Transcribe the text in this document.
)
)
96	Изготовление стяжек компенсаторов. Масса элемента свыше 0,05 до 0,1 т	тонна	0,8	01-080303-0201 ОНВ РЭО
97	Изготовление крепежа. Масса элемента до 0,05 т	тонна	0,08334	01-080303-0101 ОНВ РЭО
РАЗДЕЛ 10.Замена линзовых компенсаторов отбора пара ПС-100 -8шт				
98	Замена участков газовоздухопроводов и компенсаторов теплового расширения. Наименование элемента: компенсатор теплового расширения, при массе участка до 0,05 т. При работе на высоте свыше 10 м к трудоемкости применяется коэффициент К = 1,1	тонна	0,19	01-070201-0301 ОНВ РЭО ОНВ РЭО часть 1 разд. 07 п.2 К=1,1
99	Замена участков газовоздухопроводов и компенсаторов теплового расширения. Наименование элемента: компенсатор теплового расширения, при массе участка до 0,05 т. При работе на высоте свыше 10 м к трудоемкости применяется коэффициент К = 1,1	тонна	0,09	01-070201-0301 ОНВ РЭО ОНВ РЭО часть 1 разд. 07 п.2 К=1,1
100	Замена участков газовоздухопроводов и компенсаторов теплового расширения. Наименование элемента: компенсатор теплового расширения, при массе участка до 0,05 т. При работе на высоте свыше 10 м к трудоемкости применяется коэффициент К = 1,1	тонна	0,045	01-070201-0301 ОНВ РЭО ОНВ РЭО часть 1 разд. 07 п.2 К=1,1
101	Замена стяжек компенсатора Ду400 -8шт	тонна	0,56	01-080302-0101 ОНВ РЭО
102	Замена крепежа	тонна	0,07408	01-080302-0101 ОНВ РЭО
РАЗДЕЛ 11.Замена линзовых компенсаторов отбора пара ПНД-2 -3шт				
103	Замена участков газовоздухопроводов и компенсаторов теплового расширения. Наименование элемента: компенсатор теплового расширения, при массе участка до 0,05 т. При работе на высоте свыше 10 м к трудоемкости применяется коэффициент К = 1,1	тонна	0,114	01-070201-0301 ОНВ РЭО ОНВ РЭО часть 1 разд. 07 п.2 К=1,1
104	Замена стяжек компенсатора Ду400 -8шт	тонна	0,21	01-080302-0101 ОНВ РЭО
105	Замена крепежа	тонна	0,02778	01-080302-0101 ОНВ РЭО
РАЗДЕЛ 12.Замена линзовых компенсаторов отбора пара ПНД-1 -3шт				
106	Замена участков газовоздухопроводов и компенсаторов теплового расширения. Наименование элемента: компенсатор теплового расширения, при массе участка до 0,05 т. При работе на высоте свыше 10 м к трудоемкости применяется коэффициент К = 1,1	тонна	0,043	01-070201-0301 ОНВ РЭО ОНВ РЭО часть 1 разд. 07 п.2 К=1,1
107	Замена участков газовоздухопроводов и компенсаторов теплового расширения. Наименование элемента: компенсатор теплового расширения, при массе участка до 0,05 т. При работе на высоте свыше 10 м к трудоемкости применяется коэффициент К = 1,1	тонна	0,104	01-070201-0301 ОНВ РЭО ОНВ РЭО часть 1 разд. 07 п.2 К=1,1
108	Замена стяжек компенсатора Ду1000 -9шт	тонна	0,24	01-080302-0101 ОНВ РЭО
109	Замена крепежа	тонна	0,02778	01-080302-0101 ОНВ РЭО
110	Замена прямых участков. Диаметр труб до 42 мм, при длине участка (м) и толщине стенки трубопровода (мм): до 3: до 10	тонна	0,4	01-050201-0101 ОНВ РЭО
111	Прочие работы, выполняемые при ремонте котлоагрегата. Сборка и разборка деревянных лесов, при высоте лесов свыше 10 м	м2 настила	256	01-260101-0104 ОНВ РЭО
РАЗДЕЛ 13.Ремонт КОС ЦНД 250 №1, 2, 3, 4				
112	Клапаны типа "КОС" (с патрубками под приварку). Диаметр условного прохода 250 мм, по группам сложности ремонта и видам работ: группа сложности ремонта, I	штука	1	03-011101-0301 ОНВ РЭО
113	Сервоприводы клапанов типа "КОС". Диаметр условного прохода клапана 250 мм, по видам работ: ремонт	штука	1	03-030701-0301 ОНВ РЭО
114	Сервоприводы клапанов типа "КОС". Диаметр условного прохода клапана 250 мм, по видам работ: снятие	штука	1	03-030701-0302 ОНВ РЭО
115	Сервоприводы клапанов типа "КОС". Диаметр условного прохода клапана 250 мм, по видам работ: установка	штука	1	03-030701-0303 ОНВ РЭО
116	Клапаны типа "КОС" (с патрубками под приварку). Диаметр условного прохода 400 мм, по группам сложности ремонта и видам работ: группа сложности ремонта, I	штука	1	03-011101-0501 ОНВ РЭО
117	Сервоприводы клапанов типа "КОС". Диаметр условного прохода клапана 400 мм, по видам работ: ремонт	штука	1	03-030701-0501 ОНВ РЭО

- - -

What the task asks |
Write out the entries above word for word.

Written solution |
Transcribe the text in this document.
)
)
96	Изготовление стяжек компенсаторов. Масса элемента свыше 0,05 до 0,1 т	тонна	0,8	01-080303-0201 ОНВ РЭО
97	Изготовление крепежа. Масса элемента до 0,05 т	тонна	0,08334	01-080303-0101 ОНВ РЭО
РАЗДЕЛ 10.Замена линзовых компенсаторов отбора пара ПС-100 -8шт				
98	Замена участков газовоздухопроводов и компенсаторов теплового расширения. Наименование элемента: компенсатор теплового расширения, при массе участка до 0,05 т. При работе на высоте свыше 10 м к трудоемкости применяется коэффициент К = 1,1	тонна	0,19	01-070201-0301 ОНВ РЭО ОНВ РЭО часть 1 разд. 07 п.2 К=1,1
99	Замена участков газовоздухопроводов и компенсаторов теплового расширения. Наименование элемента: компенсатор теплового расширения, при массе участка до 0,05 т. При работе на высоте свыше 10 м к трудоемкости применяется коэффициент К = 1,1	тонна	0,09	01-070201-0301 ОНВ РЭО ОНВ РЭО часть 1 разд. 07 п.2 К=1,1
100	Замена участков газовоздухопроводов и компенсаторов теплового расширения. Наименование элемента: компенсатор теплового расширения, при массе участка до 0,05 т. При работе на высоте свыше 10 м к трудоемкости применяется коэффициент К = 1,1	тонна	0,045	01-070201-0301 ОНВ РЭО ОНВ РЭО часть 1 разд. 07 п.2 К=1,1
101	Замена стяжек компенсатора Ду400 -8шт	тонна	0,56	01-080302-0101 ОНВ РЭО
102	Замена крепежа	тонна	0,07408	01-080302-0101 ОНВ РЭО
РАЗДЕЛ 11.Замена линзовых компенсаторов отбора пара ПНД-2 -3шт				
103	Замена участков газовоздухопроводов и компенсаторов теплового расширения. Наименование элемента: компенсатор теплового расширения, при массе участка до 0,05 т. При работе на высоте свыше 10 м к трудоемкости применяется коэффициент К = 1,1	тонна	0,114	01-070201-0301 ОНВ РЭО ОНВ РЭО часть 1 разд. 07 п.2 К=1,1
104	Замена стяжек компенсатора Ду400 -8шт	тонна	0,21	01-080302-0101 ОНВ РЭО
105	Замена крепежа	тонна	0,02778	01-080302-0101 ОНВ РЭО
РАЗДЕЛ 12.Замена линзовых компенсаторов отбора пара ПНД-1 -3шт				
106	Замена участков газовоздухопроводов и компенсаторов теплового расширения. Наименование элемента: компенсатор теплового расширения, при массе участка до 0,05 т. При работе на высоте свыше 10 м к трудоемкости применяется коэффициент К = 1,1	тонна	0,043	01-070201-0301 ОНВ РЭО ОНВ РЭО часть 1 разд. 07 п.2 К=1,1
107	Замена участков газовоздухопроводов и компенсаторов теплового расширения. Наименование элемента: компенсатор теплового расширения, при массе участка до 0,05 т. При работе на высоте свыше 10 м к трудоемкости применяется коэффициент К = 1,1	тонна	0,104	01-070201-0301 ОНВ РЭО ОНВ РЭО часть 1 разд. 07 п.2 К=1,1
108	Замена стяжек компенсатора Ду1000 -9шт	тонна	0,24	01-080302-0101 ОНВ РЭО
109	Замена крепежа	тонна	0,02778	01-080302-0101 ОНВ РЭО
110	Замена прямых участков. Диаметр труб до 42 мм, при длине участка (м) и толщине стенки трубопровода (мм): до 3: до 10	тонна	0,4	01-050201-0101 ОНВ РЭО
111	Прочие работы, выполняемые при ремонте котлоагрегата. Сборка и разборка деревянных лесов, при высоте лесов свыше 10 м	м2 настила	256	01-260101-0104 ОНВ РЭО
РАЗДЕЛ 13.Ремонт КОС ЦНД 250 №1, 2, 3, 4				
112	Клапаны типа "КОС" (с патрубками под приварку). Диаметр условного прохода 250 мм, по группам сложности ремонта и видам работ: группа сложности ремонта, I	штука	1	03-011101-0301 ОНВ РЭО
113	Сервоприводы клапанов типа "КОС". Диаметр условного прохода клапана 250 мм, по видам работ: ремонт	штука	1	03-030701-0301 ОНВ РЭО
114	Сервоприводы клапанов типа "КОС". Диаметр условного прохода клапана 250 мм, по видам работ: снятие	штука	1	03-030701-0302 ОНВ РЭО
115	Сервоприводы клапанов типа "КОС". Диаметр условного прохода клапана 250 мм, по видам работ: установка	штука	1	03-030701-0303 ОНВ РЭО
116	Клапаны типа "КОС" (с патрубками под приварку). Диаметр условного прохода 400 мм, по группам сложности ремонта и видам работ: группа сложности ремонта, I	штука	1	03-011101-0501 ОНВ РЭО
117	Сервоприводы клапанов типа "КОС". Диаметр условного прохода клапана 400 мм, по видам работ: ремонт	штука	1	03-030701-0501 ОНВ РЭО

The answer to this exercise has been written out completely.